[Layout records]
** BEGIN **
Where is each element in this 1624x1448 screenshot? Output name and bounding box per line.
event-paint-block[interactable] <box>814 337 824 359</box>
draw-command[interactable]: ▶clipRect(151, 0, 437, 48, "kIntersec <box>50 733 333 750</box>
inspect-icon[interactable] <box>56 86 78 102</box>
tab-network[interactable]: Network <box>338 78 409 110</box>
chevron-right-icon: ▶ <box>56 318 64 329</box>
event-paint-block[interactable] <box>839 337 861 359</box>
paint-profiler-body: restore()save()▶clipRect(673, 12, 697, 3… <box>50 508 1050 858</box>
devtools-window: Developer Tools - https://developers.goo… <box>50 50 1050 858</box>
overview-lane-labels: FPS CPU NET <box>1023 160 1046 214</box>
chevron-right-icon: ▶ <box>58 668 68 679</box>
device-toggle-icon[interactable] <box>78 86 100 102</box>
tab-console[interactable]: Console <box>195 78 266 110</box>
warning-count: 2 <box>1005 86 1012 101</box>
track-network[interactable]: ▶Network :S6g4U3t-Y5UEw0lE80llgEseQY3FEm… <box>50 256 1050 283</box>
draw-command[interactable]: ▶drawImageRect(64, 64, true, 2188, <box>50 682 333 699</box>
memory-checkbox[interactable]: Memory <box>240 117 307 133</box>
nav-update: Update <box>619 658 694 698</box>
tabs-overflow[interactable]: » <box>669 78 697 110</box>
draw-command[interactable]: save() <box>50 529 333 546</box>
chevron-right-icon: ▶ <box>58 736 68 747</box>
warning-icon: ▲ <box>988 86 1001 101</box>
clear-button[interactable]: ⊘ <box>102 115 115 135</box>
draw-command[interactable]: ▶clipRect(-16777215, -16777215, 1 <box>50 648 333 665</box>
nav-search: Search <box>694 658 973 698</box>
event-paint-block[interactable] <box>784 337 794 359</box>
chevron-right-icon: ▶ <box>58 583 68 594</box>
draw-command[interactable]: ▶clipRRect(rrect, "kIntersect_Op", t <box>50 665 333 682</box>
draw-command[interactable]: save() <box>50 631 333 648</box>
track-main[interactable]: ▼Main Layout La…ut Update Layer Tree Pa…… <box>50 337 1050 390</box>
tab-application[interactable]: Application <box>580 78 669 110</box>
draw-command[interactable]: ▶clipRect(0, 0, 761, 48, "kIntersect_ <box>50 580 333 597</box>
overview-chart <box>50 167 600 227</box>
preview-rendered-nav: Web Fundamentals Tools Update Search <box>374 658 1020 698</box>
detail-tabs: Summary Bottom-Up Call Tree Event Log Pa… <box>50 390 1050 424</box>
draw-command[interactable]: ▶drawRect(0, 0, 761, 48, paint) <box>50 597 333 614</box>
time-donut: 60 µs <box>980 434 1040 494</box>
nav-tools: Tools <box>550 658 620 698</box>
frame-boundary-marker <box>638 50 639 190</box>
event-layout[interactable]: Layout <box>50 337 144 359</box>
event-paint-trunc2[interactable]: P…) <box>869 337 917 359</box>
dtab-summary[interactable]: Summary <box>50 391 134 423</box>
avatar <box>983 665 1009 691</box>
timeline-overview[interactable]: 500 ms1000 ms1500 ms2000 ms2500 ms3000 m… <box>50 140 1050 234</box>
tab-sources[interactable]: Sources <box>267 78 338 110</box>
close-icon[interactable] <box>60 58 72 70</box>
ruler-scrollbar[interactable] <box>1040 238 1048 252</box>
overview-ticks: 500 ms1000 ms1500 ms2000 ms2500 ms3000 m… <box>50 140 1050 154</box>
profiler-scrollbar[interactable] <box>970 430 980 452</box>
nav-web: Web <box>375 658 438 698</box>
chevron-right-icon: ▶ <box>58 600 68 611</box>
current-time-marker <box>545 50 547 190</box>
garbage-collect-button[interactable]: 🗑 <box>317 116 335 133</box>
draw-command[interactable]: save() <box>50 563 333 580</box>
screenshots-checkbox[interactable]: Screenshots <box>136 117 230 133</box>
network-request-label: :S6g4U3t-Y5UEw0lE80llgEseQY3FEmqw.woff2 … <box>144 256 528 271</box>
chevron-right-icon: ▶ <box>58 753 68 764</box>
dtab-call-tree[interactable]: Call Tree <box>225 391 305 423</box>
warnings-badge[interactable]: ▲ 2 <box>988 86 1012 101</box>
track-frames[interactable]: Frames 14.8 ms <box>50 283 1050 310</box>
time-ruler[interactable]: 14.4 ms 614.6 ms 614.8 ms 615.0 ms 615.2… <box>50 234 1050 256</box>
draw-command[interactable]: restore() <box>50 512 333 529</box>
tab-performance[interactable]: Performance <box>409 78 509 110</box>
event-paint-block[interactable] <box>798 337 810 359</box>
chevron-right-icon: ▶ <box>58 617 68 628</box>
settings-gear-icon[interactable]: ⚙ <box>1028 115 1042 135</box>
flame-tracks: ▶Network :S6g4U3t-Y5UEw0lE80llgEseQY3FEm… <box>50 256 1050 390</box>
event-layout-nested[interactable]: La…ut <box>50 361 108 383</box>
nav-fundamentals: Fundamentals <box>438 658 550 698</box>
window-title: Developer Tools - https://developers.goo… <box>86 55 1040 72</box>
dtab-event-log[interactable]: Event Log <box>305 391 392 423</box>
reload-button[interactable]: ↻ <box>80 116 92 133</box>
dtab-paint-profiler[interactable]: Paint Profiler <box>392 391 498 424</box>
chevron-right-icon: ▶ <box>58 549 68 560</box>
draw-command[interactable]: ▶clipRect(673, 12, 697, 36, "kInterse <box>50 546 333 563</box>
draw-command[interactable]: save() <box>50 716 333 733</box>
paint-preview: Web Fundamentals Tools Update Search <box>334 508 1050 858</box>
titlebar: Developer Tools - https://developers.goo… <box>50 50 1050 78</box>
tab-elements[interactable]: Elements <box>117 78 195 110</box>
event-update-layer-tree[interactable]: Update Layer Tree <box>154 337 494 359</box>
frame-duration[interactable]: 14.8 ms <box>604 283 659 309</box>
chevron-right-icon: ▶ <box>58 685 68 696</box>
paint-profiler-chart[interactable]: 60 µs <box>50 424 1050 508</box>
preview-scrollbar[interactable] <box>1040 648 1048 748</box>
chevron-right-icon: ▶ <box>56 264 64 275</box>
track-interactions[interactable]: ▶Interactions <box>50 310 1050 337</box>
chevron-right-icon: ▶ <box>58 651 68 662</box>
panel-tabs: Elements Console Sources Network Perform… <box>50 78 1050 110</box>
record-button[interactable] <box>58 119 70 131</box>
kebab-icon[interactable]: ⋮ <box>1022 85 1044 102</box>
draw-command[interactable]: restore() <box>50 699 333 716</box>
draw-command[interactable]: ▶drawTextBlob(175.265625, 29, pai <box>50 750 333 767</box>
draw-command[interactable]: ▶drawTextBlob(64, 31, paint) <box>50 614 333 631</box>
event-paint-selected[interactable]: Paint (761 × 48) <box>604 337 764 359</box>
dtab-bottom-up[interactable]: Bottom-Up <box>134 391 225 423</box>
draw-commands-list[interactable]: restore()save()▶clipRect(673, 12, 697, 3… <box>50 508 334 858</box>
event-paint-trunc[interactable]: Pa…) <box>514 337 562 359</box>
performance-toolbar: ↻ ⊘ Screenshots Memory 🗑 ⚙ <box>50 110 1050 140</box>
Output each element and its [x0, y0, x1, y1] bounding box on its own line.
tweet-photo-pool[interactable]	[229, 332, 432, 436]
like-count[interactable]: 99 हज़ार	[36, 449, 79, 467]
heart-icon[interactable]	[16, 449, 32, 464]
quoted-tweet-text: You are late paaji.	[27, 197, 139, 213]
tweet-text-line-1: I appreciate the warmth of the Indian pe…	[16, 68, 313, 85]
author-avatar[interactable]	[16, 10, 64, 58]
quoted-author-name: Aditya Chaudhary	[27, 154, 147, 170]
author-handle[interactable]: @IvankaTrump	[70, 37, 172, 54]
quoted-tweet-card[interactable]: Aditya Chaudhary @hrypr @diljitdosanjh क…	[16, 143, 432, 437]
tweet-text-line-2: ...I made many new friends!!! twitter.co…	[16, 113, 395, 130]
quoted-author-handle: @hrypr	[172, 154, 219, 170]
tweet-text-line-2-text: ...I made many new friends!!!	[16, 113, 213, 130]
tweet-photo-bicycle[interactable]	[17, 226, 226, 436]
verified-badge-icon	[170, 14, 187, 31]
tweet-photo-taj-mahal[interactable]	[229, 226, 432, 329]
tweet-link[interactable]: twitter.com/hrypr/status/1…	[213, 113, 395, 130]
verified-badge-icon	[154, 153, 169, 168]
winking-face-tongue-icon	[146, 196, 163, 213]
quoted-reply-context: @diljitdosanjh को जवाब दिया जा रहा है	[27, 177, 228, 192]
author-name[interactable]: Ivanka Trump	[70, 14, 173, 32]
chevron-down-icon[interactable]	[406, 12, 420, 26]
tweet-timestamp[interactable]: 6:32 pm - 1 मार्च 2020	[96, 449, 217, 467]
** END **
**Task goal**
Update the data from its start through the line that contains "chevron-right-icon: ▶ <box>58 583", changing every "draw-command" to "paint-command" and keeping everything else the same. Give back only those lines.

**Exercise response**
Where is each element in this 1624x1448 screenshot? Output name and bounding box per line.
event-paint-block[interactable] <box>814 337 824 359</box>
paint-command[interactable]: ▶clipRect(151, 0, 437, 48, "kIntersec <box>50 733 333 750</box>
inspect-icon[interactable] <box>56 86 78 102</box>
tab-network[interactable]: Network <box>338 78 409 110</box>
chevron-right-icon: ▶ <box>56 318 64 329</box>
event-paint-block[interactable] <box>839 337 861 359</box>
paint-profiler-body: restore()save()▶clipRect(673, 12, 697, 3… <box>50 508 1050 858</box>
devtools-window: Developer Tools - https://developers.goo… <box>50 50 1050 858</box>
overview-lane-labels: FPS CPU NET <box>1023 160 1046 214</box>
chevron-right-icon: ▶ <box>58 668 68 679</box>
device-toggle-icon[interactable] <box>78 86 100 102</box>
tab-console[interactable]: Console <box>195 78 266 110</box>
warning-count: 2 <box>1005 86 1012 101</box>
track-network[interactable]: ▶Network :S6g4U3t-Y5UEw0lE80llgEseQY3FEm… <box>50 256 1050 283</box>
paint-command[interactable]: ▶drawImageRect(64, 64, true, 2188, <box>50 682 333 699</box>
memory-checkbox[interactable]: Memory <box>240 117 307 133</box>
nav-update: Update <box>619 658 694 698</box>
tabs-overflow[interactable]: » <box>669 78 697 110</box>
paint-command[interactable]: save() <box>50 529 333 546</box>
chevron-right-icon: ▶ <box>58 736 68 747</box>
warning-icon: ▲ <box>988 86 1001 101</box>
clear-button[interactable]: ⊘ <box>102 115 115 135</box>
paint-command[interactable]: ▶clipRect(-16777215, -16777215, 1 <box>50 648 333 665</box>
nav-search: Search <box>694 658 973 698</box>
event-paint-block[interactable] <box>784 337 794 359</box>
chevron-right-icon: ▶ <box>58 583 68 594</box>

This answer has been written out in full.